(Layout records)
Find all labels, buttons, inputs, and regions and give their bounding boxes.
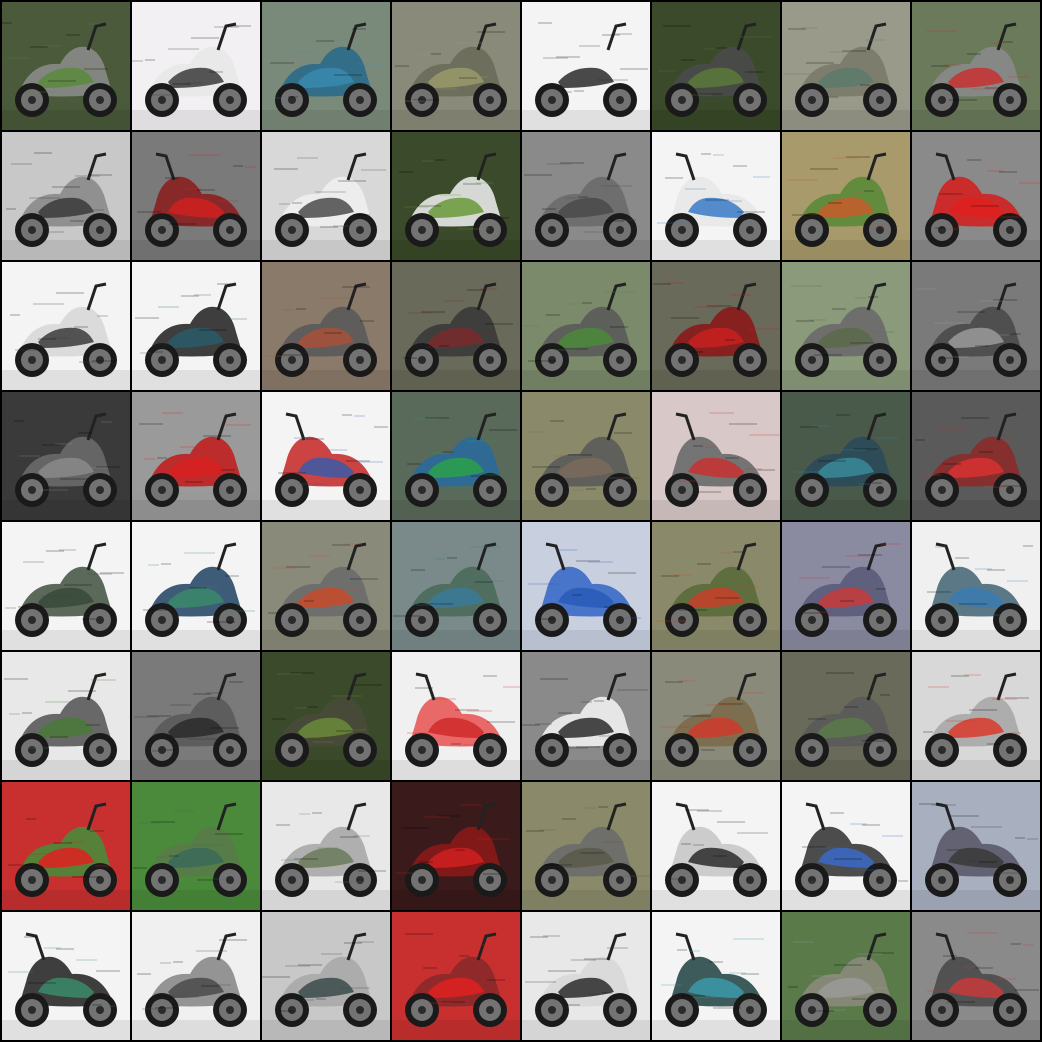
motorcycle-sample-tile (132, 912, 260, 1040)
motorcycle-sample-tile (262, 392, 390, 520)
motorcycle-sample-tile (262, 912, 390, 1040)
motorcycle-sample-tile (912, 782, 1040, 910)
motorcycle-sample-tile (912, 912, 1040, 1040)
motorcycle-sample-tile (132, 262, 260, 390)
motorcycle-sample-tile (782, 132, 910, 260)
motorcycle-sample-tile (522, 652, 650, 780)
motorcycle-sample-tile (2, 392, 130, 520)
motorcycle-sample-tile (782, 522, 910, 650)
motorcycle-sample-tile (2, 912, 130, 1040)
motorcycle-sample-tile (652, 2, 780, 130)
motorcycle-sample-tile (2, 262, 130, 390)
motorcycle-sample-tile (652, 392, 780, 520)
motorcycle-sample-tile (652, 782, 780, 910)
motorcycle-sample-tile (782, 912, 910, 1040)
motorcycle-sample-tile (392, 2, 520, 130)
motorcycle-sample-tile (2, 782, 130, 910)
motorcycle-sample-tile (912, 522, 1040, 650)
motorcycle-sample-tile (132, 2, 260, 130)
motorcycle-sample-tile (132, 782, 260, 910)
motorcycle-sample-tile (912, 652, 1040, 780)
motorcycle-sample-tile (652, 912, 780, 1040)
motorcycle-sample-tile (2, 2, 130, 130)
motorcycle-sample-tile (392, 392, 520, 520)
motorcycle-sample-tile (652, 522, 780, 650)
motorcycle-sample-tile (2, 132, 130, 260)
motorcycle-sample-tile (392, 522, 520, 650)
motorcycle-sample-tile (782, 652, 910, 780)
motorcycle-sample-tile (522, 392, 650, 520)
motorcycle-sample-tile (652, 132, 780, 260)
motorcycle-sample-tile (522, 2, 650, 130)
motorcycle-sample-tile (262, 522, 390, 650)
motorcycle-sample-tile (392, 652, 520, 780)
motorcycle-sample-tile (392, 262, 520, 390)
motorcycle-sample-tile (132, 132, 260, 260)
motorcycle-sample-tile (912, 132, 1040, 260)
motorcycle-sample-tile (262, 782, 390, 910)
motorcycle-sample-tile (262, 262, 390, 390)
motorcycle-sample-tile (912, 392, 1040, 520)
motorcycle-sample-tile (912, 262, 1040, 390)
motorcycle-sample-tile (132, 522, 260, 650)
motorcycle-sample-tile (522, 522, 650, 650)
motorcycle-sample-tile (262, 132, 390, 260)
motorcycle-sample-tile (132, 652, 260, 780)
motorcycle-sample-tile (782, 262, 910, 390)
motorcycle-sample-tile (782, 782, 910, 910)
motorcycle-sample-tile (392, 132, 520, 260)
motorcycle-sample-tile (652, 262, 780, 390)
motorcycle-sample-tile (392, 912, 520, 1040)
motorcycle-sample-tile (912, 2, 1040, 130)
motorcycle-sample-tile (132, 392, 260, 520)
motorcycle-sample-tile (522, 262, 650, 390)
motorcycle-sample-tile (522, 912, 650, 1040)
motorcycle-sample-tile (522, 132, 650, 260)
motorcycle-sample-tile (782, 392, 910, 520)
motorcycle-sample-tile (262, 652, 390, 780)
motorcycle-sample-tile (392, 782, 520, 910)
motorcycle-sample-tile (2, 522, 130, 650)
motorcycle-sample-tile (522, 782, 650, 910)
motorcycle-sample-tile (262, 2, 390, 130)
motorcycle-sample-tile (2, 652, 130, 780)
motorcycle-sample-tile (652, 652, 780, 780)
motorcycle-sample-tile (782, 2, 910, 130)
* * *
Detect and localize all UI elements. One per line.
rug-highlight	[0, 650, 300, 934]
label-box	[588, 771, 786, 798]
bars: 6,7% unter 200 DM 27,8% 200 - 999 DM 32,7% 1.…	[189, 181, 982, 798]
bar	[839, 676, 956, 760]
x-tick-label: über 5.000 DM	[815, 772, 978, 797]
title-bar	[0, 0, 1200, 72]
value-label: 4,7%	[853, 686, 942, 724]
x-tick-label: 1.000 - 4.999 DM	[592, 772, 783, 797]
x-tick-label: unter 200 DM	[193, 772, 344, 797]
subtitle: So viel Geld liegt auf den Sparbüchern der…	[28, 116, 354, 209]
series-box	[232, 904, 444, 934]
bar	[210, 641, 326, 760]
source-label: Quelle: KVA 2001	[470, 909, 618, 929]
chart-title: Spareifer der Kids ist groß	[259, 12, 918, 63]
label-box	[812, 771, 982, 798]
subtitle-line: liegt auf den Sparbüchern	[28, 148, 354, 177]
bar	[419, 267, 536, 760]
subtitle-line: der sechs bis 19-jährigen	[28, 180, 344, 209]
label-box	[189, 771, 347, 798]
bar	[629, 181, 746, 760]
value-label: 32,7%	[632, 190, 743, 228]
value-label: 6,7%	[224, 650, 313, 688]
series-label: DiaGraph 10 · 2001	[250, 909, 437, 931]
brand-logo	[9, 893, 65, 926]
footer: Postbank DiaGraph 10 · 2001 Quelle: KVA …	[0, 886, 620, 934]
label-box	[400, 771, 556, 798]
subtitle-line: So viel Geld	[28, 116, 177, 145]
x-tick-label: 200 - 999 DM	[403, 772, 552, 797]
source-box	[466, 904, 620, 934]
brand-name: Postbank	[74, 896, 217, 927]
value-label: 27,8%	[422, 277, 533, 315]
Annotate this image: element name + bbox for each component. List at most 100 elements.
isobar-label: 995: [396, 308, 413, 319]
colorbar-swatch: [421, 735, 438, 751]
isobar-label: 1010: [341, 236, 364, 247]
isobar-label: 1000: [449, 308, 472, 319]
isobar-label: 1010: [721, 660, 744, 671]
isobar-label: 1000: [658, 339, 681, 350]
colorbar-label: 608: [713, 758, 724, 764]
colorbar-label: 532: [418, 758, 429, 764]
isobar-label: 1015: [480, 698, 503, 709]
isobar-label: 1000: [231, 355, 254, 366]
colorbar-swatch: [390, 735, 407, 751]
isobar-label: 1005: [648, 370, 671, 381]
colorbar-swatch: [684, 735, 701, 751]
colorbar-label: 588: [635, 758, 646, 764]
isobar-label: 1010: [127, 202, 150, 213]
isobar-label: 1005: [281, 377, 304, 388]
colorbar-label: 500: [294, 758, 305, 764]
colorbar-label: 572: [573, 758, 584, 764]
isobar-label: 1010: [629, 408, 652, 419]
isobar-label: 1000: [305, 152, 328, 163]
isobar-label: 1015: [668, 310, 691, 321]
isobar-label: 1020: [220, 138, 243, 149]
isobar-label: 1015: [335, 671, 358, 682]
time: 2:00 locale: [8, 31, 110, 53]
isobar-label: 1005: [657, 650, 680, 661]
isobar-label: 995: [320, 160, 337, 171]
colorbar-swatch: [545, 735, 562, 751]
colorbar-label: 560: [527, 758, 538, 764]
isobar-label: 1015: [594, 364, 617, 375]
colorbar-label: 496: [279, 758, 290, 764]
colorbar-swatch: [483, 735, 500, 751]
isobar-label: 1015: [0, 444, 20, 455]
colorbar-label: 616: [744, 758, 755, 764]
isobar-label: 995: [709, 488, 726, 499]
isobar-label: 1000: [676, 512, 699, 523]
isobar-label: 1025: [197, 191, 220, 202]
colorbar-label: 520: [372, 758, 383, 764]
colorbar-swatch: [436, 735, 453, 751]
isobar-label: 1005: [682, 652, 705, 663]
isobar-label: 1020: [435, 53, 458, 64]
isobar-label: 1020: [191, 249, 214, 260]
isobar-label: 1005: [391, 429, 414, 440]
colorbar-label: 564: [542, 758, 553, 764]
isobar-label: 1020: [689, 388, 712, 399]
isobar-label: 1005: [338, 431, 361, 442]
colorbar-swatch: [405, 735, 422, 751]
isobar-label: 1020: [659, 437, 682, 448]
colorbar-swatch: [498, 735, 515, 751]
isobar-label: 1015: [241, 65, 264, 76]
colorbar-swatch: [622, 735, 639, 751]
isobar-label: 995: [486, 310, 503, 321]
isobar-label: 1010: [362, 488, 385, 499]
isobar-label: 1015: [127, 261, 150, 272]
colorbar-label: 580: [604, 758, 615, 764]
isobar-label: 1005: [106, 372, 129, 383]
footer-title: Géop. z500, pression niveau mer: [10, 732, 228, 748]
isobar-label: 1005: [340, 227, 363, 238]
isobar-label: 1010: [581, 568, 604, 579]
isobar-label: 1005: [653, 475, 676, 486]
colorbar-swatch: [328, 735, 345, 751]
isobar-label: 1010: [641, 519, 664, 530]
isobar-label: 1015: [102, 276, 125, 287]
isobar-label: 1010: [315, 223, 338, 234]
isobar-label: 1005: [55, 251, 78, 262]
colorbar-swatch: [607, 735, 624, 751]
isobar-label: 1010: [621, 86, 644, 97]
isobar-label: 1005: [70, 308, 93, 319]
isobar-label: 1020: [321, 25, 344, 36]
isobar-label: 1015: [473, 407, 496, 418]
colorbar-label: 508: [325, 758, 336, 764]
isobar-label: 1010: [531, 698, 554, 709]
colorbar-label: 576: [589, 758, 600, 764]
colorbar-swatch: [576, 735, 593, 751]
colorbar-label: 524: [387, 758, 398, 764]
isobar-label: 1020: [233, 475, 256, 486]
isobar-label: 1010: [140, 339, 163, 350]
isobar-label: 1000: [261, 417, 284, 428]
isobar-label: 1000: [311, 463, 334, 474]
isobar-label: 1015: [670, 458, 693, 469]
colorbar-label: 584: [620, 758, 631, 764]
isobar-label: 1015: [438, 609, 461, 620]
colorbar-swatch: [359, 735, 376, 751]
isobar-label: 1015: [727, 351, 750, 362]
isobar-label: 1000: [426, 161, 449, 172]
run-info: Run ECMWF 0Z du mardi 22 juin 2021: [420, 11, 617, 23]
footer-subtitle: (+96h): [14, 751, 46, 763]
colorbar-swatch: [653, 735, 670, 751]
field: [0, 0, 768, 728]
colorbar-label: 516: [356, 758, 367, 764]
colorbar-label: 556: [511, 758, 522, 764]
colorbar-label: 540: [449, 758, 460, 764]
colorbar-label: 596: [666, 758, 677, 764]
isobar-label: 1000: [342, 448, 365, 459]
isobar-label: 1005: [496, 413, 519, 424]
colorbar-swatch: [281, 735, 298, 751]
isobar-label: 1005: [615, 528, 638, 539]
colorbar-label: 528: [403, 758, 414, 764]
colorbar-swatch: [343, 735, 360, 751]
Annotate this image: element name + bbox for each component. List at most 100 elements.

▸ Set exercise
Reproduce word for word the lines of the material between the line holding "Detect and localize" and the line holding "subtitle-line: der sechs", inclusive.

▸ Result for this exercise
Detect and localize all UI elements. One per line.
rug-highlight	[0, 650, 300, 934]
label-box	[588, 771, 786, 798]
bars: 6,7% unter 200 DM 27,8% 200 - 999 DM 32,7% 1.…	[189, 181, 982, 798]
bar	[839, 676, 956, 760]
x-tick-label: über 5.000 DM	[815, 772, 978, 797]
title-bar	[0, 0, 1200, 72]
value-label: 4,7%	[853, 686, 942, 724]
x-tick-label: 1.000 - 4.999 DM	[592, 772, 783, 797]
x-tick-label: unter 200 DM	[193, 772, 344, 797]
subtitle: So viel Geld liegt auf den Sparbüchern der…	[28, 116, 354, 209]
series-box	[232, 904, 444, 934]
bar	[210, 641, 326, 760]
source-label: Quelle: KVA 2001	[470, 909, 618, 929]
chart-title: Spareifer der Kids ist groß	[259, 12, 918, 63]
label-box	[812, 771, 982, 798]
subtitle-line: liegt auf den Sparbüchern	[28, 148, 354, 177]
bar	[419, 267, 536, 760]
subtitle-line: der sechs bis 19-jährigen	[28, 180, 344, 209]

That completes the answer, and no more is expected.